Given task:
Where a line in the listing below contains the word "placeholder", copy that line.
··········
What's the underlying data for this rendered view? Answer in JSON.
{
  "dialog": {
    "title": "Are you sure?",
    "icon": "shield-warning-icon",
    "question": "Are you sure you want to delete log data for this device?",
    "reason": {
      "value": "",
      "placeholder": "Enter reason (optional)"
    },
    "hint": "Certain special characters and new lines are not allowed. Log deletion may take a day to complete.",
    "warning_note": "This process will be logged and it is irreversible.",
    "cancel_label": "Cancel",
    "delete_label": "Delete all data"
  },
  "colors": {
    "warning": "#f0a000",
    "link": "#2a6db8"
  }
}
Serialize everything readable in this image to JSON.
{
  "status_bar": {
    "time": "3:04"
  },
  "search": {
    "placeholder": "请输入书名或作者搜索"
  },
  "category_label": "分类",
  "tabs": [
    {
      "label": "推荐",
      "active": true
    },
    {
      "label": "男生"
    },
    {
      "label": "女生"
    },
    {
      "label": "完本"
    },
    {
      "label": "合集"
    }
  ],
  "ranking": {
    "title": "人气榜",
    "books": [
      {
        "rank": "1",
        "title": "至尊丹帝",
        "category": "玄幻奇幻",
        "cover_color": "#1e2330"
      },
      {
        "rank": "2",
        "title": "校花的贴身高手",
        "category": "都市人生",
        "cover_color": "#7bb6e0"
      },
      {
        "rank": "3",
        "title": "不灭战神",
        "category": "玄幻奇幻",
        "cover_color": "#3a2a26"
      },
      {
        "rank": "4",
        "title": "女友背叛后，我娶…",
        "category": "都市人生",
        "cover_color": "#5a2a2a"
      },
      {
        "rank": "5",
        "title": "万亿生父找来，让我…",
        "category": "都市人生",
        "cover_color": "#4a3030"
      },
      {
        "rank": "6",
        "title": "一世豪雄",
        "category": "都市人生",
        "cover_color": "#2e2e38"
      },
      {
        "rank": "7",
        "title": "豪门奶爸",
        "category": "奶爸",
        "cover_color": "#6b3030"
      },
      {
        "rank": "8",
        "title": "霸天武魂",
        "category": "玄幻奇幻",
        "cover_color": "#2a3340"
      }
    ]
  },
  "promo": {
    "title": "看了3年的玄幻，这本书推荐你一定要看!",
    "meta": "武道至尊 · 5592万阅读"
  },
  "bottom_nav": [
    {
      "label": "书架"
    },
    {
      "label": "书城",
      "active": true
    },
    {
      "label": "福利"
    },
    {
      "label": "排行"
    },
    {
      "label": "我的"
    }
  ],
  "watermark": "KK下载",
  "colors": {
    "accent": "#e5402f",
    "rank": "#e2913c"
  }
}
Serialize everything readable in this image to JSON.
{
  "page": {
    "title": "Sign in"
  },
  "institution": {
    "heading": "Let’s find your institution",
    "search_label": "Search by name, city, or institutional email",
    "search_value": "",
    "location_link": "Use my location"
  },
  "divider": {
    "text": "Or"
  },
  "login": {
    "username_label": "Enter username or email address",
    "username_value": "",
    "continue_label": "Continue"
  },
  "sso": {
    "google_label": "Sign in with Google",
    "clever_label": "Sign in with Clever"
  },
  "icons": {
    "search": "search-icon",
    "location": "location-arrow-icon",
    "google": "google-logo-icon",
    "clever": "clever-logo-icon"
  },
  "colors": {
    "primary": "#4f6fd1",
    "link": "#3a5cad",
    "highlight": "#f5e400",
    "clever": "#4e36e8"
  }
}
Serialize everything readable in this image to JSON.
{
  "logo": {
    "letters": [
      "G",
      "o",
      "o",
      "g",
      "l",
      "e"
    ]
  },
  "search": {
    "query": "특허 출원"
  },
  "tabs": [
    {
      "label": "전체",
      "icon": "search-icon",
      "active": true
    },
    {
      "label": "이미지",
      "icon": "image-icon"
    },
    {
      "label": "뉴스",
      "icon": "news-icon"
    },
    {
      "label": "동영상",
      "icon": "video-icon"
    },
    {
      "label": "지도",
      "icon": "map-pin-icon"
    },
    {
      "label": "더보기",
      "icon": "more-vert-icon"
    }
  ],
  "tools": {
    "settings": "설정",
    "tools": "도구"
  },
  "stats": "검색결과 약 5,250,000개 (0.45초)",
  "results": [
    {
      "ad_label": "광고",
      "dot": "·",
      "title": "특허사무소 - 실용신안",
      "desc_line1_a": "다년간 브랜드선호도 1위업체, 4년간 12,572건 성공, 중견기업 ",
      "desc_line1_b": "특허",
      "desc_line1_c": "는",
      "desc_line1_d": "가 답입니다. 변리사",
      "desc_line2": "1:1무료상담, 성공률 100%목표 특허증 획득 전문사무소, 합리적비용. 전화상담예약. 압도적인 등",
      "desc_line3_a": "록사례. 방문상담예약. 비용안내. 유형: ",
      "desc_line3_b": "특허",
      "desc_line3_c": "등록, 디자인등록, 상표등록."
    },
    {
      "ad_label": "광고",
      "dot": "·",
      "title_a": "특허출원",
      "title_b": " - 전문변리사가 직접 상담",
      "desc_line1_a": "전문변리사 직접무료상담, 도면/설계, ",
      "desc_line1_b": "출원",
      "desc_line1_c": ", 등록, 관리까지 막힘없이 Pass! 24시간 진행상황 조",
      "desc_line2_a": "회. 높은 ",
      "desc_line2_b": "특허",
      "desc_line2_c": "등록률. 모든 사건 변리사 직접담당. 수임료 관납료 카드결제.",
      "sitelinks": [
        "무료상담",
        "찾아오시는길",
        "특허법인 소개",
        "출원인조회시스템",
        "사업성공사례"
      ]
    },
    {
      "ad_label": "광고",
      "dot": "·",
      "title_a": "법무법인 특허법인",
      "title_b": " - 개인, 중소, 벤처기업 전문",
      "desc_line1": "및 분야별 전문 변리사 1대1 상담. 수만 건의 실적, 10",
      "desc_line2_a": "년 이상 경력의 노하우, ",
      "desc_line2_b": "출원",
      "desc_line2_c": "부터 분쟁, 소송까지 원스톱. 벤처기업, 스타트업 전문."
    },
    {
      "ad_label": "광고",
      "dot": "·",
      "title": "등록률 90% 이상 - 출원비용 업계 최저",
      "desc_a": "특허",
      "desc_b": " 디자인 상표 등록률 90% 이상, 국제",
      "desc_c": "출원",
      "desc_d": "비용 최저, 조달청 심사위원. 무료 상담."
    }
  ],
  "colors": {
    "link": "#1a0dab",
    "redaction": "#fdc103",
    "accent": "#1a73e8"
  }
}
··········
Answer below:
      "placeholder": "Enter reason (optional)"
    "placeholder": "请输入书名或作者搜索"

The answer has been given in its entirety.